Work to do — The data below should be restated word for word, with every picture omitted.

-- Task inputs start --

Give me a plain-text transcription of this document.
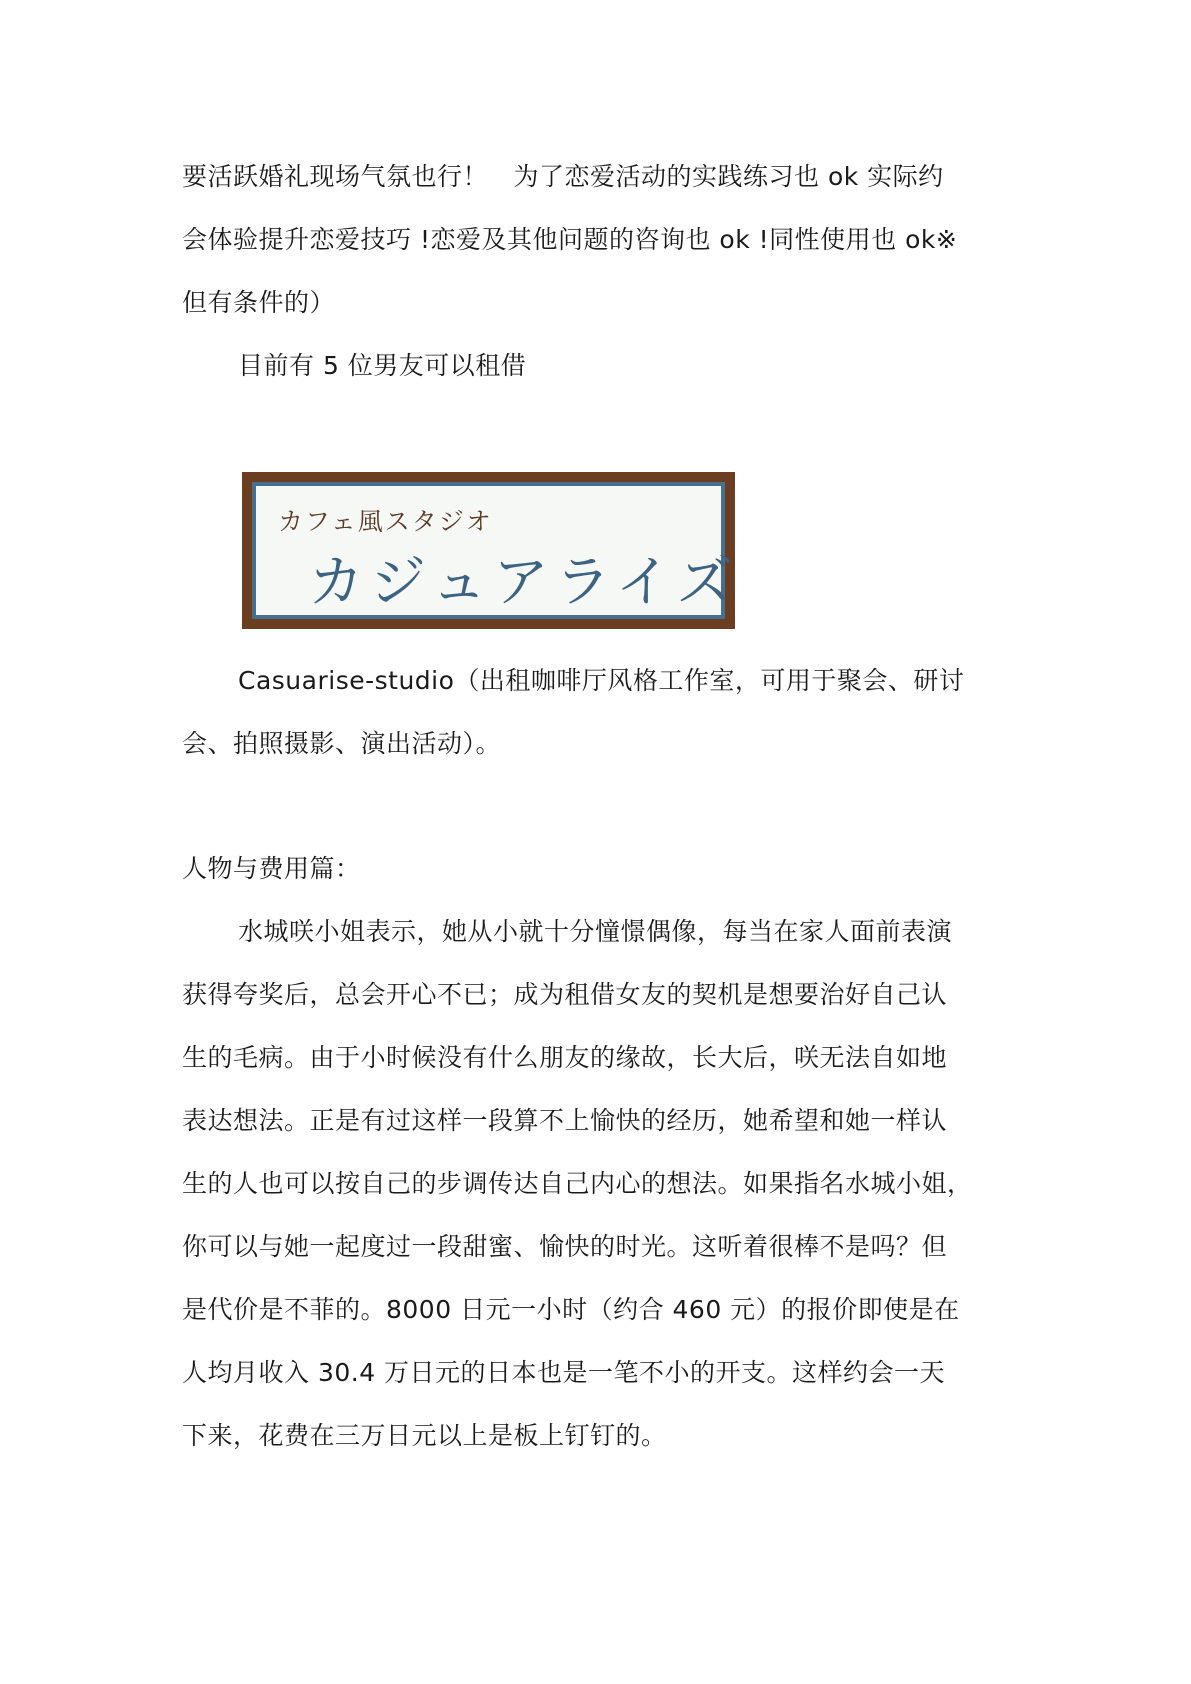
要活跃婚礼现场气氛也行！　为了恋爱活动的实践练习也 ok 实际约
会体验提升恋爱技巧 !恋爱及其他问题的咨询也 ok !同性使用也 ok※
但有条件的）
目前有 5 位男友可以租借
カフェ風スタジオ
カジュアライズ
Casuarise-studio（出租咖啡厅风格工作室，可用于聚会、研讨
会、拍照摄影、演出活动）。
人物与费用篇：
水城咲小姐表示，她从小就十分憧憬偶像，每当在家人面前表演
获得夸奖后，总会开心不已；成为租借女友的契机是想要治好自己认
生的毛病。由于小时候没有什么朋友的缘故，长大后，咲无法自如地
表达想法。正是有过这样一段算不上愉快的经历，她希望和她一样认
生的人也可以按自己的步调传达自己内心的想法。如果指名水城小姐，
你可以与她一起度过一段甜蜜、愉快的时光。这听着很棒不是吗？但
是代价是不菲的。8000 日元一小时（约合 460 元）的报价即使是在
人均月收入 30.4 万日元的日本也是一笔不小的开支。这样约会一天
下来，花费在三万日元以上是板上钉钉的。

-- Task inputs end --

Answer for the task —
Give me a plain-text transcription of this document.
要活跃婚礼现场气氛也行！　为了恋爱活动的实践练习也 ok 实际约
会体验提升恋爱技巧 !恋爱及其他问题的咨询也 ok !同性使用也 ok※
但有条件的）
目前有 5 位男友可以租借
カフェ風スタジオ
カジュアライズ
Casuarise-studio（出租咖啡厅风格工作室，可用于聚会、研讨
会、拍照摄影、演出活动）。
人物与费用篇：
水城咲小姐表示，她从小就十分憧憬偶像，每当在家人面前表演
获得夸奖后，总会开心不已；成为租借女友的契机是想要治好自己认
生的毛病。由于小时候没有什么朋友的缘故，长大后，咲无法自如地
表达想法。正是有过这样一段算不上愉快的经历，她希望和她一样认
生的人也可以按自己的步调传达自己内心的想法。如果指名水城小姐，
你可以与她一起度过一段甜蜜、愉快的时光。这听着很棒不是吗？但
是代价是不菲的。8000 日元一小时（约合 460 元）的报价即使是在
人均月收入 30.4 万日元的日本也是一笔不小的开支。这样约会一天
下来，花费在三万日元以上是板上钉钉的。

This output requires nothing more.